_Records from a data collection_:
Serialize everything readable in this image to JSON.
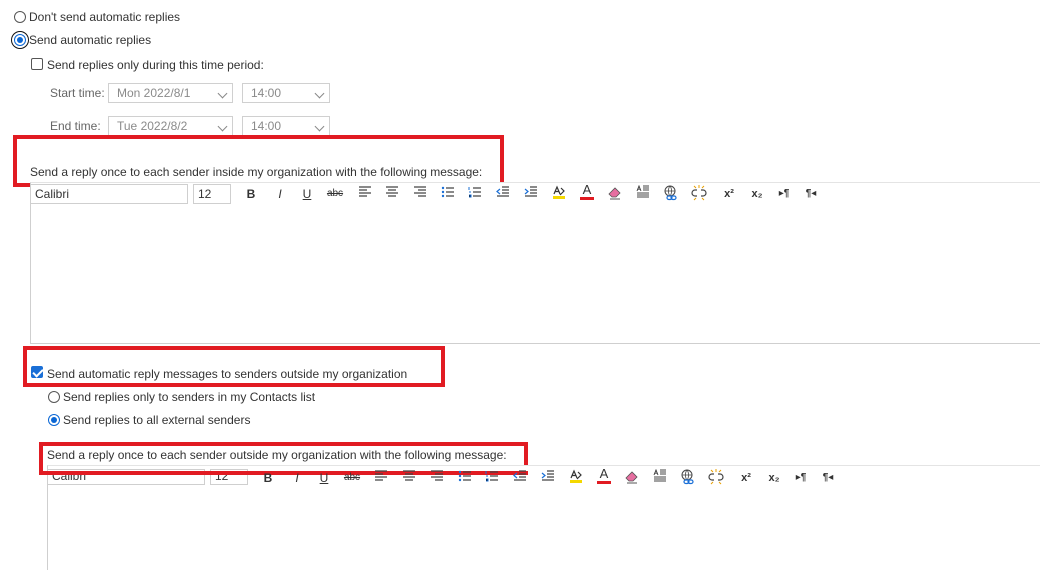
{
  "options": {
    "dont_send": "Don't send automatic replies",
    "send": "Send automatic replies",
    "time_period": "Send replies only during this time period:"
  },
  "schedule": {
    "start_label": "Start time:",
    "start_date": "Mon 2022/8/1",
    "start_time": "14:00",
    "end_label": "End time:",
    "end_date": "Tue 2022/8/2",
    "end_time": "14:00"
  },
  "inside": {
    "message_label": "Send a reply once to each sender inside my organization with the following message:"
  },
  "outside": {
    "enable_label": "Send automatic reply messages to senders outside my organization",
    "contacts_only": "Send replies only to senders in my Contacts list",
    "all_external": "Send replies to all external senders",
    "message_label": "Send a reply once to each sender outside my organization with the following message:"
  },
  "toolbar": {
    "font": "Calibri",
    "size": "12",
    "bold": "B",
    "italic": "I",
    "underline": "U",
    "strike": "abc",
    "superscript": "x²",
    "subscript": "x₂",
    "font_color_label": "A",
    "ltr_label": "▸¶",
    "rtl_label": "¶◂"
  },
  "colors": {
    "accent": "#0a66d4",
    "highlight": "#e11b22"
  }
}
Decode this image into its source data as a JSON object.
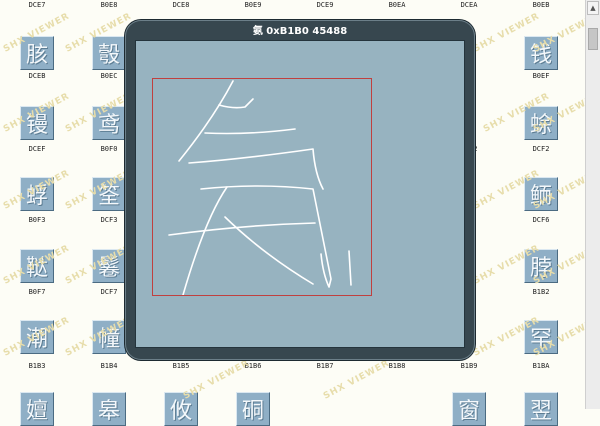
{
  "viewer": {
    "title": "氨 0xB1B0 45488",
    "glyph": "氨"
  },
  "grid": {
    "top_codes": [
      "DCE7",
      "B0E8",
      "DCE8",
      "B0E9",
      "DCE9",
      "B0EA",
      "DCEA",
      "B0EB"
    ],
    "rows": [
      {
        "chars": [
          "胲",
          "彀",
          "",
          "",
          "",
          "",
          "",
          "钱"
        ],
        "codes": [
          "DCEB",
          "B0EC",
          "",
          "",
          "",
          "",
          "",
          "B0EF"
        ]
      },
      {
        "chars": [
          "镘",
          "鸢",
          "",
          "",
          "",
          "",
          "",
          "蜍"
        ],
        "codes": [
          "DCEF",
          "B0F0",
          "",
          "",
          "",
          "",
          "DCF2",
          "DCF2"
        ]
      },
      {
        "chars": [
          "蜉",
          "筌",
          "",
          "",
          "",
          "",
          "",
          "鲕"
        ],
        "codes": [
          "B0F3",
          "DCF3",
          "",
          "",
          "",
          "",
          "",
          "DCF6"
        ]
      },
      {
        "chars": [
          "鞑",
          "鬈",
          "",
          "",
          "",
          "",
          "",
          "脖"
        ],
        "codes": [
          "B0F7",
          "DCF7",
          "",
          "",
          "",
          "",
          "B1",
          "B1B2"
        ]
      },
      {
        "chars": [
          "潮",
          "幢",
          "",
          "",
          "",
          "",
          "",
          "罕"
        ],
        "codes": [
          "B1B3",
          "B1B4",
          "B1B5",
          "B1B6",
          "B1B7",
          "B1B8",
          "B1B9",
          "B1BA"
        ]
      }
    ],
    "bottom_partial_chars": [
      "嬗",
      "皋",
      "攸",
      "硐",
      "",
      "",
      "窗",
      "翌"
    ]
  },
  "watermark": "SHX VIEWER"
}
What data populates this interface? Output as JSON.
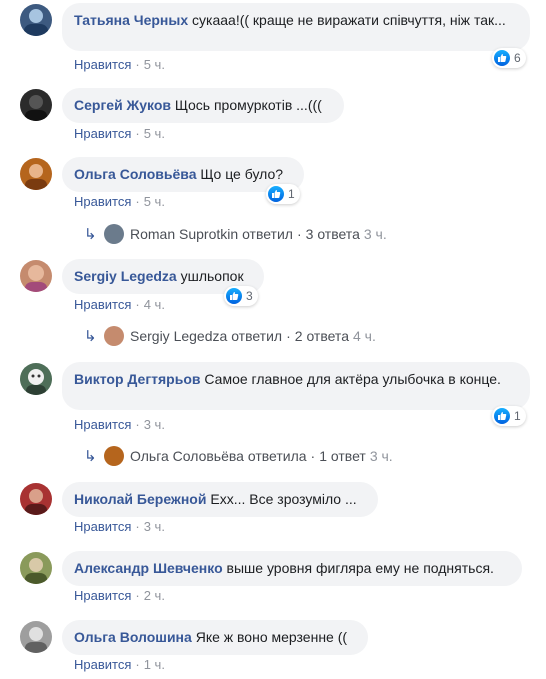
{
  "comments": [
    {
      "author": "Татьяна Черных",
      "text": "сукааа!(( краще не виражати співчуття, ніж так...",
      "like": "Нравится",
      "time": "5 ч.",
      "reactions": "6",
      "avatar_color": "#3d5a80"
    },
    {
      "author": "Сергей Жуков",
      "text": "Щось промуркотів ...(((",
      "like": "Нравится",
      "time": "5 ч.",
      "avatar_color": "#2b2b2b"
    },
    {
      "author": "Ольга Соловьёва",
      "text": "Що це було?",
      "like": "Нравится",
      "time": "5 ч.",
      "reactions": "1",
      "avatar_color": "#b5651d",
      "reply": {
        "name": "Roman Suprotkin",
        "verb": "ответил",
        "count": "3 ответа",
        "time": "3 ч."
      }
    },
    {
      "author": "Sergiy Legedza",
      "text": "ушльопок",
      "like": "Нравится",
      "time": "4 ч.",
      "reactions": "3",
      "avatar_color": "#c58b6e",
      "reply": {
        "name": "Sergiy Legedza",
        "verb": "ответил",
        "count": "2 ответа",
        "time": "4 ч."
      }
    },
    {
      "author": "Виктор Дегтярьов",
      "text": "Самое главное для актёра улыбочка в конце.",
      "like": "Нравится",
      "time": "3 ч.",
      "reactions": "1",
      "avatar_color": "#4e6e58",
      "reply": {
        "name": "Ольга Соловьёва",
        "verb": "ответила",
        "count": "1 ответ",
        "time": "3 ч."
      }
    },
    {
      "author": "Николай Бережной",
      "text": "Ехх... Все зрозуміло ...",
      "like": "Нравится",
      "time": "3 ч.",
      "avatar_color": "#a83232"
    },
    {
      "author": "Александр Шевченко",
      "text": "выше уровня фигляра ему не подняться.",
      "like": "Нравится",
      "time": "2 ч.",
      "avatar_color": "#8a9a5b"
    },
    {
      "author": "Ольга Волошина",
      "text": "Яке ж воно мерзенне ((",
      "like": "Нравится",
      "time": "1 ч.",
      "avatar_color": "#9e9e9e"
    }
  ],
  "colors": {
    "link": "#385898",
    "bubble": "#f2f3f5",
    "meta": "#90949c",
    "like_badge": "#0062df"
  },
  "icons": {
    "reaction": "thumbs-up-icon",
    "reply": "reply-arrow-icon"
  }
}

_Exercise objective_:
Wherever "reply" shows up in a line, copy that line.

_Result of the exercise_:
    "message_label": "Send a reply once to each sender inside my organization with the following message:"
    "enable_label": "Send automatic reply messages to senders outside my organization",
    "message_label": "Send a reply once to each sender outside my organization with the following message:"
      "reply": {
      "reply": {
      "reply": {
    "reply": "reply-arrow-icon"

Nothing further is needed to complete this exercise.